- Challenge
Identify every line in the records below that contains the word "Membros", and copy each of those lines.

- Dataset entries
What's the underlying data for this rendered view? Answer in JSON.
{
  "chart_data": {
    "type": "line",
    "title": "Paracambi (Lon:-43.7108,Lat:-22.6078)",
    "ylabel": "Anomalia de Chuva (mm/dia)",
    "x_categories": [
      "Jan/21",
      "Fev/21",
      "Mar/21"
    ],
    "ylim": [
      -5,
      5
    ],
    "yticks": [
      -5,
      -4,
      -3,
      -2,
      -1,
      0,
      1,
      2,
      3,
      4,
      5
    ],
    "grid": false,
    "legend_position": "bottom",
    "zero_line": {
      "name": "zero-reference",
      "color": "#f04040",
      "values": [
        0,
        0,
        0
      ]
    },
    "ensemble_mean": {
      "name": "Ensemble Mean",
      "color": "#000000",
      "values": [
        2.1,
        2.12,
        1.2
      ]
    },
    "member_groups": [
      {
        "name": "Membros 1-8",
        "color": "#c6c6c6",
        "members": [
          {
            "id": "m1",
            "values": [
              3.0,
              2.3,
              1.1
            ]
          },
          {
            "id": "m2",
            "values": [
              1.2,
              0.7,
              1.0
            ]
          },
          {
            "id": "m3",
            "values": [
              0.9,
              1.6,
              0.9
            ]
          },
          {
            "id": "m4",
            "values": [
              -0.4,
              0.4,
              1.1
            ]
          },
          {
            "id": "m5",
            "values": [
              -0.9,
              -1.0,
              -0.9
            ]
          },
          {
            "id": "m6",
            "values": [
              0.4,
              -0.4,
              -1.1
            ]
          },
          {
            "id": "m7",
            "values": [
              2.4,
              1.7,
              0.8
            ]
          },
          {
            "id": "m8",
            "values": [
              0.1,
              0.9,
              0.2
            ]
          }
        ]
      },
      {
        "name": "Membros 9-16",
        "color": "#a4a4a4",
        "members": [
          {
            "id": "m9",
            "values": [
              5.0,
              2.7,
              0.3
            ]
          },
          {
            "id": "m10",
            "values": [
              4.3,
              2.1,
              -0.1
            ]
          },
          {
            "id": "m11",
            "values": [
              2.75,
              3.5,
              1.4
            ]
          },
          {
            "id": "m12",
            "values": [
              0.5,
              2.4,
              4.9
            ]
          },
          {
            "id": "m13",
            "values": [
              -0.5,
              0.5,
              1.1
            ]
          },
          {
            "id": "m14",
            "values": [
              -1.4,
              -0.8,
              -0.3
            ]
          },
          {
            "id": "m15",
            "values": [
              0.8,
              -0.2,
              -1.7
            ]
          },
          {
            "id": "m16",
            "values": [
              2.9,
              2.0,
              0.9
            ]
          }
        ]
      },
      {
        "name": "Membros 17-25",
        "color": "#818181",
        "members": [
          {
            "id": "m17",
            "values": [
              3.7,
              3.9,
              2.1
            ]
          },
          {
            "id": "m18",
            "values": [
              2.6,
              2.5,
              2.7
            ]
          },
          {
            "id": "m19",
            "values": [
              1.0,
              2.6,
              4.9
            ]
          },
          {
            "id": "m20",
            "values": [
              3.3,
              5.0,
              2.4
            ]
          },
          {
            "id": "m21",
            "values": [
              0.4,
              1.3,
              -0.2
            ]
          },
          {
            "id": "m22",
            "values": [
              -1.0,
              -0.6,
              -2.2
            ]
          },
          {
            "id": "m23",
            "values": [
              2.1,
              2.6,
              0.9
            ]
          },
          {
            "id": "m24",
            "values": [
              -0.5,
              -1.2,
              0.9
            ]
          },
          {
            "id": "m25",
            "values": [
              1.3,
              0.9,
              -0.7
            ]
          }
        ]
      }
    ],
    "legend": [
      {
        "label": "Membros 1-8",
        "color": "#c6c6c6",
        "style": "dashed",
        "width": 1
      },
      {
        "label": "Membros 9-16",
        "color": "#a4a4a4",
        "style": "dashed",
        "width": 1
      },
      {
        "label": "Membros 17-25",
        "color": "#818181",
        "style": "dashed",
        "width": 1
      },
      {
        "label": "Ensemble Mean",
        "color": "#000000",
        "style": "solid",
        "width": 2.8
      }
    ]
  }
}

- Problem solution
        "name": "Membros 1-8",
        "name": "Membros 9-16",
        "name": "Membros 17-25",
        "label": "Membros 1-8",
        "label": "Membros 9-16",
        "label": "Membros 17-25",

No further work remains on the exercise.